■ Brief
Give the number of lines below that contain "followers", with no other output.

■ Dataset rows
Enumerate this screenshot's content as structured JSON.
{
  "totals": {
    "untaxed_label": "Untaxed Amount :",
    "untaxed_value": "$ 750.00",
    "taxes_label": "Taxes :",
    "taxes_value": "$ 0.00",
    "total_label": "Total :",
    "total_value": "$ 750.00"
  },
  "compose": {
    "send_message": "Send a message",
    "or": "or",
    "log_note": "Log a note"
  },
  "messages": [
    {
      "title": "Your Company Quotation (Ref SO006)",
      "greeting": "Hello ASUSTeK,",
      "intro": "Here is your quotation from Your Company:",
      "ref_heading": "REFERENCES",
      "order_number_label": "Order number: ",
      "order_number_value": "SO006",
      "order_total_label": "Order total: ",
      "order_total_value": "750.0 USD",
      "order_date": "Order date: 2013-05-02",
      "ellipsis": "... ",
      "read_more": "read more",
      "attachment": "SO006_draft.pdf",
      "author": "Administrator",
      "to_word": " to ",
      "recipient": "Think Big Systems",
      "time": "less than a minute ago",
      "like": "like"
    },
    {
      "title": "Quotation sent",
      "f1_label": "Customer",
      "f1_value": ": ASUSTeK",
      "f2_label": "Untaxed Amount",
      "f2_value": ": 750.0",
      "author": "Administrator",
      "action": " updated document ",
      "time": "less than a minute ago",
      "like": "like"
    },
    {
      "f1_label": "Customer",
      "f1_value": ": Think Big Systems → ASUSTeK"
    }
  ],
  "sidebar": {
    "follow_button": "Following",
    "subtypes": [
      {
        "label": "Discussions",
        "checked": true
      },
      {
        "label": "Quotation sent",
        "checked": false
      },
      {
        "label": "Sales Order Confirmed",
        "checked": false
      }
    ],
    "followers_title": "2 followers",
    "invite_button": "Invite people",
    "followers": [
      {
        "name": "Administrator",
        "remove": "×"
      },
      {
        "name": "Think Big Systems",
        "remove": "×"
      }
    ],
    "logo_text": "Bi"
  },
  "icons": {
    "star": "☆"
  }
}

■ Exercise response
2